-- START --

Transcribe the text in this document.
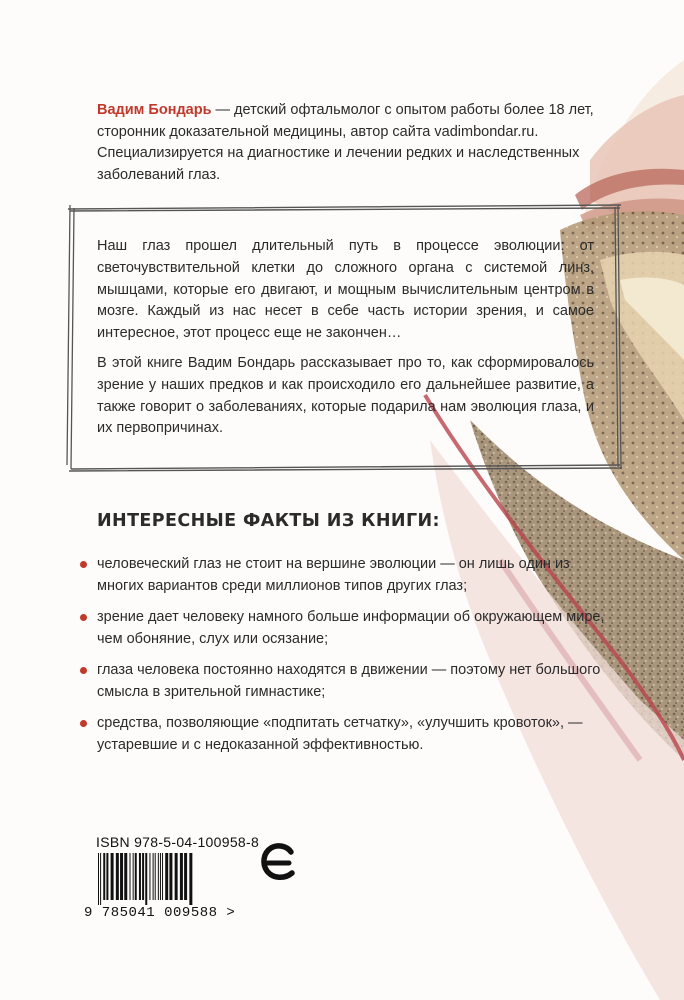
Вадим Бондарь — детский офтальмолог с опытом работы более 18 лет,
сторонник доказательной медицины, автор сайта vadimbondar.ru.
Специализируется на диагностике и лечении редких и наследственных
заболеваний глаз.

Наш глаз прошел длительный путь в процессе эволюции: от светочувствительной клетки до сложного органа с системой линз, мышцами, которые его двигают, и мощным вычислительным центром в мозге. Каждый из нас несет в себе часть истории зрения, и самое интересное, этот процесс еще не закончен…

В этой книге Вадим Бондарь рассказывает про то, как сформировалось зрение у наших предков и как происходило его дальнейшее развитие, а также говорит о заболеваниях, которые подарила нам эволюция глаза, и их первопричинах.

ИНТЕРЕСНЫЕ ФАКТЫ ИЗ КНИГИ:
человеческий глаз не стоит на вершине эволюции — он лишь один из многих вариантов среди миллионов типов других глаз;
зрение дает человеку намного больше информации об окружающем мире, чем обоняние, слух или осязание;
глаза человека постоянно находятся в движении — поэтому нет большого смысла в зрительной гимнастике;
средства, позволяющие «подпитать сетчатку», «улучшить кровоток», — устаревшие и с недоказанной эффективностью.
ISBN 978-5-04-100958-8
9 785041 009588 >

-- END --

# Written exercise
Copy each line from the records above that includes the string "зрение".

# Result of the exercise
В этой книге Вадим Бондарь рассказывает про то, как сформировалось зрение у наших предков и как происходило его дальнейшее развитие, а также говорит о заболеваниях, которые подарила нам эволюция глаза, и их первопричинах.
зрение дает человеку намного больше информации об окружающем мире, чем обоняние, слух или осязание;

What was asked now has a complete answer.